● **REQUIRED ACTION**
Reproduce every entry in the listing without alteration.
□ □ □
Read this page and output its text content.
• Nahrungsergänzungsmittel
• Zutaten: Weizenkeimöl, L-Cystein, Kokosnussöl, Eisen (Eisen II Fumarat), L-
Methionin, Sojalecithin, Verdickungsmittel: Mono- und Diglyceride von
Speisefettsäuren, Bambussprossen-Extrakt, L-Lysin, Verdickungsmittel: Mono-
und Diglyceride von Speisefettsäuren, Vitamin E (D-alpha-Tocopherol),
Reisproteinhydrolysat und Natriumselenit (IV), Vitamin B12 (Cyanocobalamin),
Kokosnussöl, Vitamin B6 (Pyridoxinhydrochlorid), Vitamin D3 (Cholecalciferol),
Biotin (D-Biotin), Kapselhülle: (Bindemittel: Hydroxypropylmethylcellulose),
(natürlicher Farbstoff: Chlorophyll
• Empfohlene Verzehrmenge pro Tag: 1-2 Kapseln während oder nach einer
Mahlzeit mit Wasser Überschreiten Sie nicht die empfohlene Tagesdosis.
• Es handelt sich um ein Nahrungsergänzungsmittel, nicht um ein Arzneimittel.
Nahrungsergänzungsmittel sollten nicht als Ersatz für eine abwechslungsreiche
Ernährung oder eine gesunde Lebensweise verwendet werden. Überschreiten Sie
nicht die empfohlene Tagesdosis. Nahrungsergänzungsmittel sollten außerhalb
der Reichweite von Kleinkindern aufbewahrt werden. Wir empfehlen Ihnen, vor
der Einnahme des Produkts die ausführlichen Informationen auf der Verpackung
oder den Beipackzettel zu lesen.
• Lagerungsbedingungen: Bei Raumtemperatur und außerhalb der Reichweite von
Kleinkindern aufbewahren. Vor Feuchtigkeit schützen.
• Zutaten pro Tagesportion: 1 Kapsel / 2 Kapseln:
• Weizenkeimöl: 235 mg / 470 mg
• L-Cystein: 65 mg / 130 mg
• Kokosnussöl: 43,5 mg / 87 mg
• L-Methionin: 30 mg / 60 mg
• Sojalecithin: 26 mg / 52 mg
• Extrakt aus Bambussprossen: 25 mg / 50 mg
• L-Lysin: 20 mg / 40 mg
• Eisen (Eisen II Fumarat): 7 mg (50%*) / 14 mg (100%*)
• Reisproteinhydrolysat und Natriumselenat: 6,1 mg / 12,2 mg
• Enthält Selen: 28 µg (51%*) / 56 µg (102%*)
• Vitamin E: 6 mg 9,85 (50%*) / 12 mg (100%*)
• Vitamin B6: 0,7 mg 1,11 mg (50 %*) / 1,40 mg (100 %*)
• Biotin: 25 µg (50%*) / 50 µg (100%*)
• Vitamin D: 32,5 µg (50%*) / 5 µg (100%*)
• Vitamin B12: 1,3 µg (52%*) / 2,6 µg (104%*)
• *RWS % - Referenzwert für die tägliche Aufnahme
□ □ □
● **EXPECTED ANSWER**
Read this page and output its text content.
• Nahrungsergänzungsmittel
• Zutaten: Weizenkeimöl, L-Cystein, Kokosnussöl, Eisen (Eisen II Fumarat), L-
Methionin, Sojalecithin, Verdickungsmittel: Mono- und Diglyceride von
Speisefettsäuren, Bambussprossen-Extrakt, L-Lysin, Verdickungsmittel: Mono-
und Diglyceride von Speisefettsäuren, Vitamin E (D-alpha-Tocopherol),
Reisproteinhydrolysat und Natriumselenit (IV), Vitamin B12 (Cyanocobalamin),
Kokosnussöl, Vitamin B6 (Pyridoxinhydrochlorid), Vitamin D3 (Cholecalciferol),
Biotin (D-Biotin), Kapselhülle: (Bindemittel: Hydroxypropylmethylcellulose),
(natürlicher Farbstoff: Chlorophyll
• Empfohlene Verzehrmenge pro Tag: 1-2 Kapseln während oder nach einer
Mahlzeit mit Wasser Überschreiten Sie nicht die empfohlene Tagesdosis.
• Es handelt sich um ein Nahrungsergänzungsmittel, nicht um ein Arzneimittel.
Nahrungsergänzungsmittel sollten nicht als Ersatz für eine abwechslungsreiche
Ernährung oder eine gesunde Lebensweise verwendet werden. Überschreiten Sie
nicht die empfohlene Tagesdosis. Nahrungsergänzungsmittel sollten außerhalb
der Reichweite von Kleinkindern aufbewahrt werden. Wir empfehlen Ihnen, vor
der Einnahme des Produkts die ausführlichen Informationen auf der Verpackung
oder den Beipackzettel zu lesen.
• Lagerungsbedingungen: Bei Raumtemperatur und außerhalb der Reichweite von
Kleinkindern aufbewahren. Vor Feuchtigkeit schützen.
• Zutaten pro Tagesportion: 1 Kapsel / 2 Kapseln:
• Weizenkeimöl: 235 mg / 470 mg
• L-Cystein: 65 mg / 130 mg
• Kokosnussöl: 43,5 mg / 87 mg
• L-Methionin: 30 mg / 60 mg
• Sojalecithin: 26 mg / 52 mg
• Extrakt aus Bambussprossen: 25 mg / 50 mg
• L-Lysin: 20 mg / 40 mg
• Eisen (Eisen II Fumarat): 7 mg (50%*) / 14 mg (100%*)
• Reisproteinhydrolysat und Natriumselenat: 6,1 mg / 12,2 mg
• Enthält Selen: 28 µg (51%*) / 56 µg (102%*)
• Vitamin E: 6 mg 9,85 (50%*) / 12 mg (100%*)
• Vitamin B6: 0,7 mg 1,11 mg (50 %*) / 1,40 mg (100 %*)
• Biotin: 25 µg (50%*) / 50 µg (100%*)
• Vitamin D: 32,5 µg (50%*) / 5 µg (100%*)
• Vitamin B12: 1,3 µg (52%*) / 2,6 µg (104%*)
• *RWS % - Referenzwert für die tägliche Aufnahme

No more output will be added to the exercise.